## REQUIRED TASK
Read the data and repeat it in full, exactly.

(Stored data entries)
-------

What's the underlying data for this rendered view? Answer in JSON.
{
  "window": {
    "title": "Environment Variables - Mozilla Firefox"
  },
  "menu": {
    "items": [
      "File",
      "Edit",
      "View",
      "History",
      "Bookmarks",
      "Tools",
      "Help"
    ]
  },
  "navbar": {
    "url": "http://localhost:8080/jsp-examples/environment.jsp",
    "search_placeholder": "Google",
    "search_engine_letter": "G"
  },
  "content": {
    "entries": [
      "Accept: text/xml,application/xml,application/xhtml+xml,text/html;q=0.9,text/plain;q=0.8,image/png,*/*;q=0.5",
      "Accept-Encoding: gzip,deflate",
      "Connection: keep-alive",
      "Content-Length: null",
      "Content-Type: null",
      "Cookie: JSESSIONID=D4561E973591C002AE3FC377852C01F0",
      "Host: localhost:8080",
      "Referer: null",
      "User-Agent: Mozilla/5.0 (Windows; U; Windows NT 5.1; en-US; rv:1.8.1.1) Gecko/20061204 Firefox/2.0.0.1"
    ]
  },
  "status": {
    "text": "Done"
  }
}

-------

## REPLY TO THE EXERCISE
What's the underlying data for this rendered view? Answer in JSON.
{
  "window": {
    "title": "Environment Variables - Mozilla Firefox"
  },
  "menu": {
    "items": [
      "File",
      "Edit",
      "View",
      "History",
      "Bookmarks",
      "Tools",
      "Help"
    ]
  },
  "navbar": {
    "url": "http://localhost:8080/jsp-examples/environment.jsp",
    "search_placeholder": "Google",
    "search_engine_letter": "G"
  },
  "content": {
    "entries": [
      "Accept: text/xml,application/xml,application/xhtml+xml,text/html;q=0.9,text/plain;q=0.8,image/png,*/*;q=0.5",
      "Accept-Encoding: gzip,deflate",
      "Connection: keep-alive",
      "Content-Length: null",
      "Content-Type: null",
      "Cookie: JSESSIONID=D4561E973591C002AE3FC377852C01F0",
      "Host: localhost:8080",
      "Referer: null",
      "User-Agent: Mozilla/5.0 (Windows; U; Windows NT 5.1; en-US; rv:1.8.1.1) Gecko/20061204 Firefox/2.0.0.1"
    ]
  },
  "status": {
    "text": "Done"
  }
}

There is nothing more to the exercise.